Исходный отрывок →
Но за уступку «державный» хотел ответных уступок. В 1503 г. согласно более поздним известиям великий князь на церковном соборе поднял вопрос о «землях церковных, святительских и монастырских». Попытка эта не имела успеха. Единственная уступка обличителям корыстолюбия высшего духовенства, на которую пошел собор, был запрет взимания «мзды» (платы) со священников и дьяконов за «поставление» на церковные должности. Эта «мзда» вызывала возмущение еще во времена стригольников, выступал против нее и новгородский еретик конца XV в. Захар. Собор постановил за поставление «от священнического чина ничего никому не брать».
По сравнению с широкими планами уничтожении монастырских вотчин это было совсем незначительным нововведением, не дававшим великокняжеской власти существенных выгод, однако и оно имело важные последствия. Владыка Геннадий чувствовал себя после собора победителем — еретическая «буря» кончилась, новые покушения на монастырские земли были предотвращены. Вернувшись в Новгород, он счел для себя не обязательной и единственную уступку, сделанную собором, и начал «мзду имати у священников от ставленья наипаче первого» (т. е. больше, чем прежде). Но Геннадий переоценил свою силу. Иван III выместил свое недовольство за неудачу собора на новгородском владыке — владыку не только лишили сана, но «взяли, и казны попечатали, и поехали к Москве»{142}.

Данные →
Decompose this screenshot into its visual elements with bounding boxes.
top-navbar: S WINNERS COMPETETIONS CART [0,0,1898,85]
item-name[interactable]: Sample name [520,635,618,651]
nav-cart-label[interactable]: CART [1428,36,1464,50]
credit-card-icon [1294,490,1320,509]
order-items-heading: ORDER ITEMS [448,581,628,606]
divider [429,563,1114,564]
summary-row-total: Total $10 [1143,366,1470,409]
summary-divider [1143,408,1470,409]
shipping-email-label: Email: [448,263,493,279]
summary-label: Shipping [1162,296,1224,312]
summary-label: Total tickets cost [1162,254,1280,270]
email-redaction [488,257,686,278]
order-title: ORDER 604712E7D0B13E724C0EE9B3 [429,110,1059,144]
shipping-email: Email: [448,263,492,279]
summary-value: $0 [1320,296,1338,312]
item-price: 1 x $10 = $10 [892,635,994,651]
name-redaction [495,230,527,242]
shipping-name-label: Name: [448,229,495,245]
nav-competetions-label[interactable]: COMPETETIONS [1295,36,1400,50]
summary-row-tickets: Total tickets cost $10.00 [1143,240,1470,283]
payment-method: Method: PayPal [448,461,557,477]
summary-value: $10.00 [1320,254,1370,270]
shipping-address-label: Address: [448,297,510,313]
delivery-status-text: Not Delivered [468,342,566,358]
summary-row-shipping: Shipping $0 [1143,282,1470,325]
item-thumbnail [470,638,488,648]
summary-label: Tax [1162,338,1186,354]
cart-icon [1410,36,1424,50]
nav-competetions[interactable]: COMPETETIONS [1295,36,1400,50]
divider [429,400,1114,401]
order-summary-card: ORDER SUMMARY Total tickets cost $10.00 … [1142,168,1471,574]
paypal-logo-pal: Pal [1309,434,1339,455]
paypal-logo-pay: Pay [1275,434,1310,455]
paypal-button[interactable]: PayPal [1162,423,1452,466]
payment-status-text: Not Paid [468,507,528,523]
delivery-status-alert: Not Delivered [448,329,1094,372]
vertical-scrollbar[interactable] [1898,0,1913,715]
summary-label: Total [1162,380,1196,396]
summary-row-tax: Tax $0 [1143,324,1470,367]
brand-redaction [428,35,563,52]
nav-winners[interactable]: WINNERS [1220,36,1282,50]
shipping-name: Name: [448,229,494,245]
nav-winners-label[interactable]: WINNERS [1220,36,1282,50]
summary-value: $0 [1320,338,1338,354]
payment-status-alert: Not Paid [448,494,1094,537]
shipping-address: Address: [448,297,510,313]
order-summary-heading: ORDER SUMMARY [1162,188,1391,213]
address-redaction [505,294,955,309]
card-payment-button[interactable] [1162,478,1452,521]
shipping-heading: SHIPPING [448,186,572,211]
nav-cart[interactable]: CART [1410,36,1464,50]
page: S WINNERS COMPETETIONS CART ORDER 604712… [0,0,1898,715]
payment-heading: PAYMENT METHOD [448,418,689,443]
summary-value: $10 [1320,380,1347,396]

Задание →
Пожалуйста, определите, соответствуют ли отрывку три утверждения, и для каждого ответьте «да» или «нет», дословно приведя решающие слова отрывка.
1. Собор 1503 г. запретил брать плату со священников и дьяконов за поставление на церковные должности.
2. Попытка великого князя поднять на соборе вопрос о церковных землях увенчалась успехом.
3. Вернувшись в Новгород, владыка Геннадий стал брать мзду за поставление больше, чем прежде.

Ответ →
1. Да: "запрет взимания «мзды» (платы) со священников и дьяконов за «поставление» на церковные должности".
2. Нет: "Попытка эта не имела успеха."
3. Да: "начал «мзду имати у священников от ставленья наипаче первого» (т. е. больше, чем прежде)".